- **Instructions to follow**:
Reproduce the full listing below unchanged, apart from the pictures.

- **Available data**:
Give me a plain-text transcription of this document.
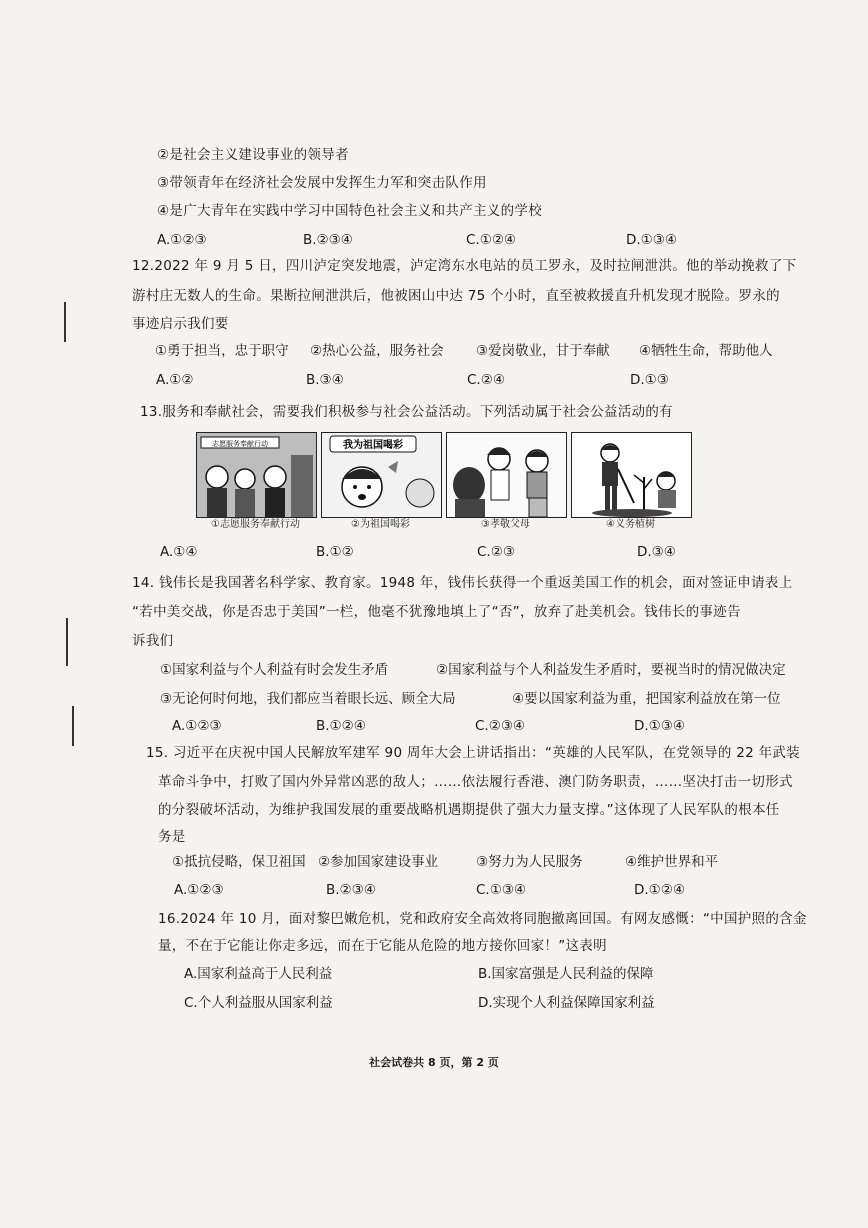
②是社会主义建设事业的领导者
③带领青年在经济社会发展中发挥生力军和突击队作用
④是广大青年在实践中学习中国特色社会主义和共产主义的学校
A.①②③	B.②③④	C.①②④	D.①③④
12.2022 年 9 月 5 日，四川泸定突发地震，泸定湾东水电站的员工罗永，及时拉闸泄洪。他的举动挽救了下
游村庄无数人的生命。果断拉闸泄洪后，他被困山中达 75 个小时，直至被救援直升机发现才脱险。罗永的
事迹启示我们要
①勇于担当，忠于职守 ②热心公益，服务社会 ③爱岗敬业，甘于奉献 ④牺牲生命，帮助他人
A.①②	B.③④	C.②④	D.①③
13.服务和奉献社会，需要我们积极参与社会公益活动。下列活动属于社会公益活动的有
志愿服务奉献行动
①志愿服务奉献行动
我为祖国喝彩
②为祖国喝彩	③孝敬父母	④义务植树
A.①④	B.①②	C.②③	D.③④
14. 钱伟长是我国著名科学家、教育家。1948 年，钱伟长获得一个重返美国工作的机会，面对签证申请表上
“若中美交战，你是否忠于美国”一栏，他毫不犹豫地填上了“否”，放弃了赴美机会。钱伟长的事迹告
诉我们
①国家利益与个人利益有时会发生矛盾	②国家利益与个人利益发生矛盾时，要视当时的情况做决定
③无论何时何地，我们都应当着眼长远、顾全大局	④要以国家利益为重，把国家利益放在第一位
A.①②③	B.①②④	C.②③④	D.①③④
15. 习近平在庆祝中国人民解放军建军 90 周年大会上讲话指出：“英雄的人民军队，在党领导的 22 年武装
革命斗争中，打败了国内外异常凶恶的敌人；……依法履行香港、澳门防务职责，……坚决打击一切形式
的分裂破坏活动，为维护我国发展的重要战略机遇期提供了强大力量支撑。”这体现了人民军队的根本任
务是
①抵抗侵略，保卫祖国 ②参加国家建设事业	③努力为人民服务	④维护世界和平
A.①②③	B.②③④	C.①③④	D.①②④
16.2024 年 10 月，面对黎巴嫩危机，党和政府安全高效将同胞撤离回国。有网友感慨：“中国护照的含金
量，不在于它能让你走多远，而在于它能从危险的地方接你回家！”这表明
A.国家利益高于人民利益	B.国家富强是人民利益的保障
C.个人利益服从国家利益	D.实现个人利益保障国家利益
社会试卷共 8 页，第 2 页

- **Expected output**:
Give me a plain-text transcription of this document.
②是社会主义建设事业的领导者
③带领青年在经济社会发展中发挥生力军和突击队作用
④是广大青年在实践中学习中国特色社会主义和共产主义的学校
A.①②③	B.②③④	C.①②④	D.①③④
12.2022 年 9 月 5 日，四川泸定突发地震，泸定湾东水电站的员工罗永，及时拉闸泄洪。他的举动挽救了下
游村庄无数人的生命。果断拉闸泄洪后，他被困山中达 75 个小时，直至被救援直升机发现才脱险。罗永的
事迹启示我们要
①勇于担当，忠于职守 ②热心公益，服务社会 ③爱岗敬业，甘于奉献 ④牺牲生命，帮助他人
A.①②	B.③④	C.②④	D.①③
13.服务和奉献社会，需要我们积极参与社会公益活动。下列活动属于社会公益活动的有
志愿服务奉献行动
①志愿服务奉献行动
我为祖国喝彩
②为祖国喝彩	③孝敬父母	④义务植树
A.①④	B.①②	C.②③	D.③④
14. 钱伟长是我国著名科学家、教育家。1948 年，钱伟长获得一个重返美国工作的机会，面对签证申请表上
“若中美交战，你是否忠于美国”一栏，他毫不犹豫地填上了“否”，放弃了赴美机会。钱伟长的事迹告
诉我们
①国家利益与个人利益有时会发生矛盾	②国家利益与个人利益发生矛盾时，要视当时的情况做决定
③无论何时何地，我们都应当着眼长远、顾全大局	④要以国家利益为重，把国家利益放在第一位
A.①②③	B.①②④	C.②③④	D.①③④
15. 习近平在庆祝中国人民解放军建军 90 周年大会上讲话指出：“英雄的人民军队，在党领导的 22 年武装
革命斗争中，打败了国内外异常凶恶的敌人；……依法履行香港、澳门防务职责，……坚决打击一切形式
的分裂破坏活动，为维护我国发展的重要战略机遇期提供了强大力量支撑。”这体现了人民军队的根本任
务是
①抵抗侵略，保卫祖国 ②参加国家建设事业	③努力为人民服务	④维护世界和平
A.①②③	B.②③④	C.①③④	D.①②④
16.2024 年 10 月，面对黎巴嫩危机，党和政府安全高效将同胞撤离回国。有网友感慨：“中国护照的含金
量，不在于它能让你走多远，而在于它能从危险的地方接你回家！”这表明
A.国家利益高于人民利益	B.国家富强是人民利益的保障
C.个人利益服从国家利益	D.实现个人利益保障国家利益
社会试卷共 8 页，第 2 页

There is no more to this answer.